▶ **SHORT TASK**
Collect every line below that contains the word "Universal".

>> begin INPUT MATERIAL

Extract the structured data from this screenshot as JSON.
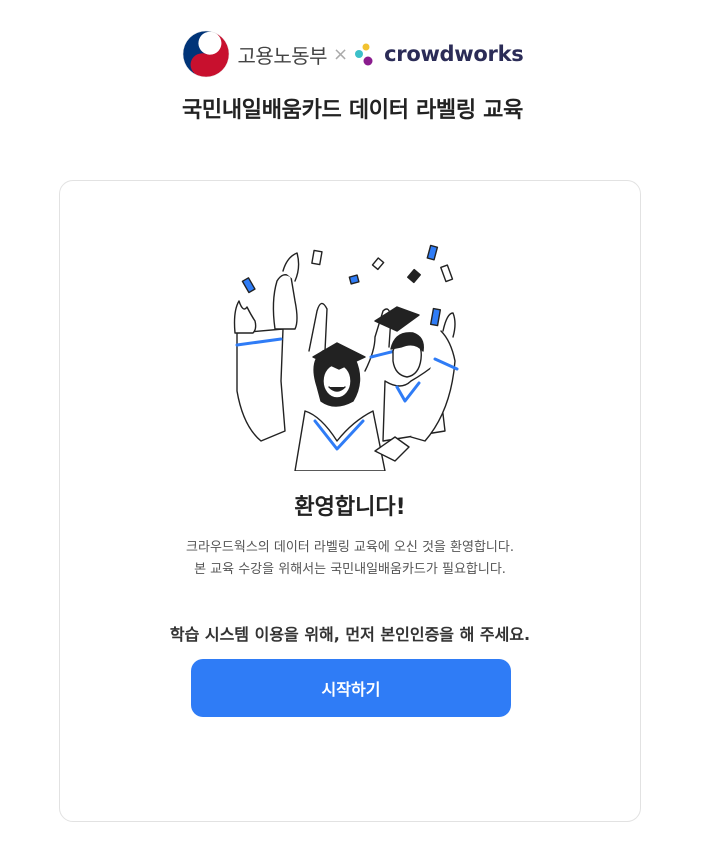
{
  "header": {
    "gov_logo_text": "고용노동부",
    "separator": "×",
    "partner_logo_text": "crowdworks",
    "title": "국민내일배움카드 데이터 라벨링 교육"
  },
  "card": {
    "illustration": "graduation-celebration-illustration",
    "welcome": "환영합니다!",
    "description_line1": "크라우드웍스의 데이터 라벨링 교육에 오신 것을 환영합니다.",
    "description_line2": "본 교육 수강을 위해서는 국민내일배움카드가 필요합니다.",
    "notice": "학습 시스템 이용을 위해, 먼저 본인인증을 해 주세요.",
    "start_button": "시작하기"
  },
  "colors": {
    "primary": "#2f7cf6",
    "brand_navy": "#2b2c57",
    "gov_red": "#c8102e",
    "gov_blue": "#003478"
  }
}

>> end INPUT MATERIAL
>> begin INPUT MATERIAL

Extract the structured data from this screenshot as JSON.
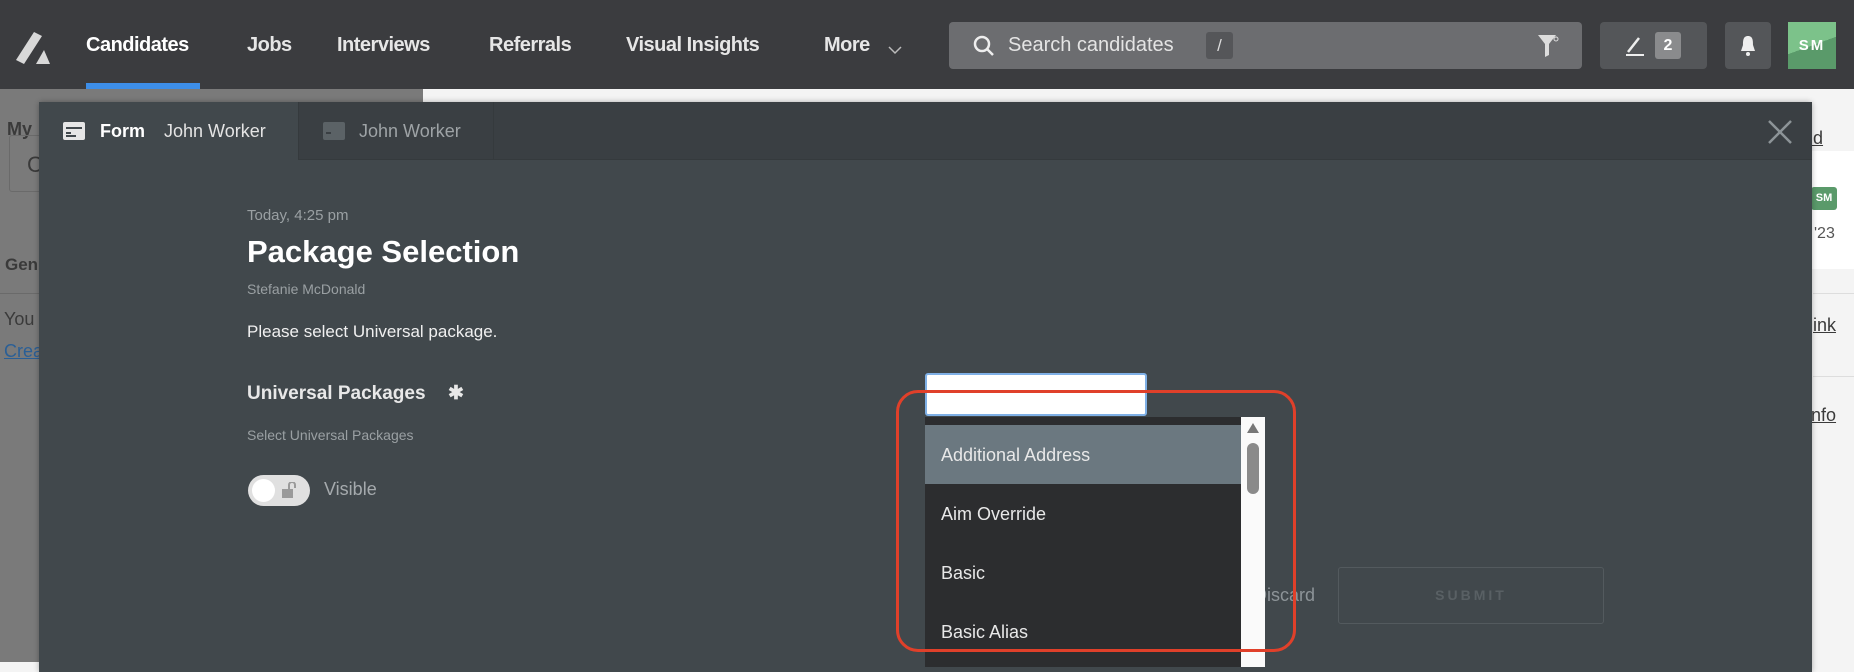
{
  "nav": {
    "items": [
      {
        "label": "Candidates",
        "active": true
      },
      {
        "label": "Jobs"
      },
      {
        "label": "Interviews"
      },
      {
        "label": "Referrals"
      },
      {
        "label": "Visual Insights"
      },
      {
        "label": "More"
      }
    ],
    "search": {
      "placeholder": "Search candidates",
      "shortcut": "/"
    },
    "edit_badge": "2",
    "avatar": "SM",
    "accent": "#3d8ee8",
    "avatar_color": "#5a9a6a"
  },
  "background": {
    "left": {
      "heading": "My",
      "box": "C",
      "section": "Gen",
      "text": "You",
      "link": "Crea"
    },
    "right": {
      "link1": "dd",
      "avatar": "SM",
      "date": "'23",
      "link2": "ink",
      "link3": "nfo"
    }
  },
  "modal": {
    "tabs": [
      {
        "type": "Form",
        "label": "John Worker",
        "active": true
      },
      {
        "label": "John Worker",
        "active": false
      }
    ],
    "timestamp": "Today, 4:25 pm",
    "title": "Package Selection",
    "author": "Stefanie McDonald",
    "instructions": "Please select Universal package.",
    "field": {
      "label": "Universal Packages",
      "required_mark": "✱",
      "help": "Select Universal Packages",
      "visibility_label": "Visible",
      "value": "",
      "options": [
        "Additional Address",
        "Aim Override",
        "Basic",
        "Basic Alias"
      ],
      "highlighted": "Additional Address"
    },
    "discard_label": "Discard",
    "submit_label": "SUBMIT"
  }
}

>> end INPUT MATERIAL

▶ **TASK OUTPUT**
    "instructions": "Please select Universal package.",
      "label": "Universal Packages",
      "help": "Select Universal Packages",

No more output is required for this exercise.